**DO THIS:** Return the whole listing exactly as it stands.

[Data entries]

****************

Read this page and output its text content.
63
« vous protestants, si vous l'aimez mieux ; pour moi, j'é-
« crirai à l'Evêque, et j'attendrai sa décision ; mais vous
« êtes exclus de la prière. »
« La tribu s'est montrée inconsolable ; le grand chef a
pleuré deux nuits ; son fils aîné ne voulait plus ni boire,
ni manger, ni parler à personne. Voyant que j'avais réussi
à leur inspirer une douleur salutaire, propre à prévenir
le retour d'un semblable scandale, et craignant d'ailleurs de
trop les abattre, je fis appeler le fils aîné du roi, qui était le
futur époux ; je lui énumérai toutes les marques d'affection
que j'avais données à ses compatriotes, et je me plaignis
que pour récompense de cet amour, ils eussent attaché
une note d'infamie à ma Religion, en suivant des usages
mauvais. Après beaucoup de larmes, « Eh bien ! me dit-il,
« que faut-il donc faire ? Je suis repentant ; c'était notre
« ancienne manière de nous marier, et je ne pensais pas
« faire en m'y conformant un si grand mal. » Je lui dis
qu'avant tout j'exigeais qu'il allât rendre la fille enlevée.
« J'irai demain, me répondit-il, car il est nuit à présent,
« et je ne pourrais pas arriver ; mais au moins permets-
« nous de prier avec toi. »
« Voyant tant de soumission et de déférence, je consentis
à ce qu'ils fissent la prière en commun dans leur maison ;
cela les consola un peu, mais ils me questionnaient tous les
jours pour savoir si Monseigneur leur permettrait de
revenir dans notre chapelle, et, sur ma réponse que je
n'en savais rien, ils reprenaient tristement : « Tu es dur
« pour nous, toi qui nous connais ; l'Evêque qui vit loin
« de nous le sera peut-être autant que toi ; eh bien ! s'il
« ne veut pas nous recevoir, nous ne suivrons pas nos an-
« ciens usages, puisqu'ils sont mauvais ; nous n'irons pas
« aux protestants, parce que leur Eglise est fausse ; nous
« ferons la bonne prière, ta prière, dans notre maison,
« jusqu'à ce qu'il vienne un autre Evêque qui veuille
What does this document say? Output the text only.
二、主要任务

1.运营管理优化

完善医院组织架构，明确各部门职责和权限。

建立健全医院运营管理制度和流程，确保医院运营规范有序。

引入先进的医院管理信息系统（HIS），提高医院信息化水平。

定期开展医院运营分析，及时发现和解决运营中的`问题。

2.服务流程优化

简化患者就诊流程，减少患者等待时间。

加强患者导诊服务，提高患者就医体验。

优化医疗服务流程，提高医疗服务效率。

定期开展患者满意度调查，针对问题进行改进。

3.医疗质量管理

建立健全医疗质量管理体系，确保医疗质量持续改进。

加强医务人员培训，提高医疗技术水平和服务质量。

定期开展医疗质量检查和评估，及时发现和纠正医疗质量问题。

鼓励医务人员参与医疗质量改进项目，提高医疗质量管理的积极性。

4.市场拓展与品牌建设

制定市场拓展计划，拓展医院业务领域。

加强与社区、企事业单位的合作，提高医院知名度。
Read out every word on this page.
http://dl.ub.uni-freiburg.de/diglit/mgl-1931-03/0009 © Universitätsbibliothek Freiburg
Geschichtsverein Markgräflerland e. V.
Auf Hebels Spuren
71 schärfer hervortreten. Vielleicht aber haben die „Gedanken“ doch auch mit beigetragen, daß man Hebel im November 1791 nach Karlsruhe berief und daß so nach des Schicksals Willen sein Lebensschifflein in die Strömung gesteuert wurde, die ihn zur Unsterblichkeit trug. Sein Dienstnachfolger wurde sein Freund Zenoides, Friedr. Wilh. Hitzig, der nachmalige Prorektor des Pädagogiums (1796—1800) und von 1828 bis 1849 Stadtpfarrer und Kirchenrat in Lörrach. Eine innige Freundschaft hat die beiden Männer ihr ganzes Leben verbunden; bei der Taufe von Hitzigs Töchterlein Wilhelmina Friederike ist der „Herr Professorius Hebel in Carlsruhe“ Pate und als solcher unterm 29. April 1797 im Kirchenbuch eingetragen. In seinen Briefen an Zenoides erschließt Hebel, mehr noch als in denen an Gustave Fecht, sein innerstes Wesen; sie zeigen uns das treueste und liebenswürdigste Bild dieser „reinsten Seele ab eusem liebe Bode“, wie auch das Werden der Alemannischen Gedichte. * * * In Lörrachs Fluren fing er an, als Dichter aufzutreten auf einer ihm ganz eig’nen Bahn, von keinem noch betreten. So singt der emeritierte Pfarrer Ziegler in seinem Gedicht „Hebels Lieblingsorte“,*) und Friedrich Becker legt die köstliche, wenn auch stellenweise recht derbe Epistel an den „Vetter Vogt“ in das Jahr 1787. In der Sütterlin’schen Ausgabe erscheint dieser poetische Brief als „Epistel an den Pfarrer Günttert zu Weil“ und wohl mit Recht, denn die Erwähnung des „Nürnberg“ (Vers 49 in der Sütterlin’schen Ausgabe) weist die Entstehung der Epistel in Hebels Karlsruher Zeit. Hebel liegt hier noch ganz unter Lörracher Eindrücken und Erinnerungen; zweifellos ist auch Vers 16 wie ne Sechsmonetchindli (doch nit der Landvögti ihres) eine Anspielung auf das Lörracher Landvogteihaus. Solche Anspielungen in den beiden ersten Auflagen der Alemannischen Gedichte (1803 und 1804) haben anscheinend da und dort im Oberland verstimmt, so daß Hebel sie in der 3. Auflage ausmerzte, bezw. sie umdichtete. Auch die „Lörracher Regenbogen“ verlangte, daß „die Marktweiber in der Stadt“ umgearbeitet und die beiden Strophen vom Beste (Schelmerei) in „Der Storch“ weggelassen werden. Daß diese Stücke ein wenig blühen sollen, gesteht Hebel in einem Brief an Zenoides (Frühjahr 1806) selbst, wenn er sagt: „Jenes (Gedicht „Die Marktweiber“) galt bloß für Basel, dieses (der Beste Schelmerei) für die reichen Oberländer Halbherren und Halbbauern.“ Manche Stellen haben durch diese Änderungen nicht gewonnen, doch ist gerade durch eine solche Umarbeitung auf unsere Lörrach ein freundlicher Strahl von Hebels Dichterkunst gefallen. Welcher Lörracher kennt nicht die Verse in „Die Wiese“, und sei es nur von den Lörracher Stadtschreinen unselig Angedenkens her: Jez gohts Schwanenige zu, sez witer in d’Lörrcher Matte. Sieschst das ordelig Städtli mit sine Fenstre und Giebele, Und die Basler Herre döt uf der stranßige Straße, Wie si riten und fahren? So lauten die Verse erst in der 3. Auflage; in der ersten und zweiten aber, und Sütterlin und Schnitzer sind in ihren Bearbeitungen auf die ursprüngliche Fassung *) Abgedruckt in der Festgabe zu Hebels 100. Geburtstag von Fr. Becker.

****************

**TASK ANSWER:**
Read this page and output its text content.
63
« vous protestants, si vous l'aimez mieux ; pour moi, j'é-
« crirai à l'Evêque, et j'attendrai sa décision ; mais vous
« êtes exclus de la prière. »
« La tribu s'est montrée inconsolable ; le grand chef a
pleuré deux nuits ; son fils aîné ne voulait plus ni boire,
ni manger, ni parler à personne. Voyant que j'avais réussi
à leur inspirer une douleur salutaire, propre à prévenir
le retour d'un semblable scandale, et craignant d'ailleurs de
trop les abattre, je fis appeler le fils aîné du roi, qui était le
futur époux ; je lui énumérai toutes les marques d'affection
que j'avais données à ses compatriotes, et je me plaignis
que pour récompense de cet amour, ils eussent attaché
une note d'infamie à ma Religion, en suivant des usages
mauvais. Après beaucoup de larmes, « Eh bien ! me dit-il,
« que faut-il donc faire ? Je suis repentant ; c'était notre
« ancienne manière de nous marier, et je ne pensais pas
« faire en m'y conformant un si grand mal. » Je lui dis
qu'avant tout j'exigeais qu'il allât rendre la fille enlevée.
« J'irai demain, me répondit-il, car il est nuit à présent,
« et je ne pourrais pas arriver ; mais au moins permets-
« nous de prier avec toi. »
« Voyant tant de soumission et de déférence, je consentis
à ce qu'ils fissent la prière en commun dans leur maison ;
cela les consola un peu, mais ils me questionnaient tous les
jours pour savoir si Monseigneur leur permettrait de
revenir dans notre chapelle, et, sur ma réponse que je
n'en savais rien, ils reprenaient tristement : « Tu es dur
« pour nous, toi qui nous connais ; l'Evêque qui vit loin
« de nous le sera peut-être autant que toi ; eh bien ! s'il
« ne veut pas nous recevoir, nous ne suivrons pas nos an-
« ciens usages, puisqu'ils sont mauvais ; nous n'irons pas
« aux protestants, parce que leur Eglise est fausse ; nous
« ferons la bonne prière, ta prière, dans notre maison,
« jusqu'à ce qu'il vienne un autre Evêque qui veuille
What does this document say? Output the text only.
二、主要任务

1.运营管理优化

完善医院组织架构，明确各部门职责和权限。

建立健全医院运营管理制度和流程，确保医院运营规范有序。

引入先进的医院管理信息系统（HIS），提高医院信息化水平。

定期开展医院运营分析，及时发现和解决运营中的`问题。

2.服务流程优化

简化患者就诊流程，减少患者等待时间。

加强患者导诊服务，提高患者就医体验。

优化医疗服务流程，提高医疗服务效率。

定期开展患者满意度调查，针对问题进行改进。

3.医疗质量管理

建立健全医疗质量管理体系，确保医疗质量持续改进。

加强医务人员培训，提高医疗技术水平和服务质量。

定期开展医疗质量检查和评估，及时发现和纠正医疗质量问题。

鼓励医务人员参与医疗质量改进项目，提高医疗质量管理的积极性。

4.市场拓展与品牌建设

制定市场拓展计划，拓展医院业务领域。

加强与社区、企事业单位的合作，提高医院知名度。
Read out every word on this page.
http://dl.ub.uni-freiburg.de/diglit/mgl-1931-03/0009 © Universitätsbibliothek Freiburg
Geschichtsverein Markgräflerland e. V.
Auf Hebels Spuren
71 schärfer hervortreten. Vielleicht aber haben die „Gedanken“ doch auch mit beigetragen, daß man Hebel im November 1791 nach Karlsruhe berief und daß so nach des Schicksals Willen sein Lebensschifflein in die Strömung gesteuert wurde, die ihn zur Unsterblichkeit trug. Sein Dienstnachfolger wurde sein Freund Zenoides, Friedr. Wilh. Hitzig, der nachmalige Prorektor des Pädagogiums (1796—1800) und von 1828 bis 1849 Stadtpfarrer und Kirchenrat in Lörrach. Eine innige Freundschaft hat die beiden Männer ihr ganzes Leben verbunden; bei der Taufe von Hitzigs Töchterlein Wilhelmina Friederike ist der „Herr Professorius Hebel in Carlsruhe“ Pate und als solcher unterm 29. April 1797 im Kirchenbuch eingetragen. In seinen Briefen an Zenoides erschließt Hebel, mehr noch als in denen an Gustave Fecht, sein innerstes Wesen; sie zeigen uns das treueste und liebenswürdigste Bild dieser „reinsten Seele ab eusem liebe Bode“, wie auch das Werden der Alemannischen Gedichte. * * * In Lörrachs Fluren fing er an, als Dichter aufzutreten auf einer ihm ganz eig’nen Bahn, von keinem noch betreten. So singt der emeritierte Pfarrer Ziegler in seinem Gedicht „Hebels Lieblingsorte“,*) und Friedrich Becker legt die köstliche, wenn auch stellenweise recht derbe Epistel an den „Vetter Vogt“ in das Jahr 1787. In der Sütterlin’schen Ausgabe erscheint dieser poetische Brief als „Epistel an den Pfarrer Günttert zu Weil“ und wohl mit Recht, denn die Erwähnung des „Nürnberg“ (Vers 49 in der Sütterlin’schen Ausgabe) weist die Entstehung der Epistel in Hebels Karlsruher Zeit. Hebel liegt hier noch ganz unter Lörracher Eindrücken und Erinnerungen; zweifellos ist auch Vers 16 wie ne Sechsmonetchindli (doch nit der Landvögti ihres) eine Anspielung auf das Lörracher Landvogteihaus. Solche Anspielungen in den beiden ersten Auflagen der Alemannischen Gedichte (1803 und 1804) haben anscheinend da und dort im Oberland verstimmt, so daß Hebel sie in der 3. Auflage ausmerzte, bezw. sie umdichtete. Auch die „Lörracher Regenbogen“ verlangte, daß „die Marktweiber in der Stadt“ umgearbeitet und die beiden Strophen vom Beste (Schelmerei) in „Der Storch“ weggelassen werden. Daß diese Stücke ein wenig blühen sollen, gesteht Hebel in einem Brief an Zenoides (Frühjahr 1806) selbst, wenn er sagt: „Jenes (Gedicht „Die Marktweiber“) galt bloß für Basel, dieses (der Beste Schelmerei) für die reichen Oberländer Halbherren und Halbbauern.“ Manche Stellen haben durch diese Änderungen nicht gewonnen, doch ist gerade durch eine solche Umarbeitung auf unsere Lörrach ein freundlicher Strahl von Hebels Dichterkunst gefallen. Welcher Lörracher kennt nicht die Verse in „Die Wiese“, und sei es nur von den Lörracher Stadtschreinen unselig Angedenkens her: Jez gohts Schwanenige zu, sez witer in d’Lörrcher Matte. Sieschst das ordelig Städtli mit sine Fenstre und Giebele, Und die Basler Herre döt uf der stranßige Straße, Wie si riten und fahren? So lauten die Verse erst in der 3. Auflage; in der ersten und zweiten aber, und Sütterlin und Schnitzer sind in ihren Bearbeitungen auf die ursprüngliche Fassung *) Abgedruckt in der Festgabe zu Hebels 100. Geburtstag von Fr. Becker.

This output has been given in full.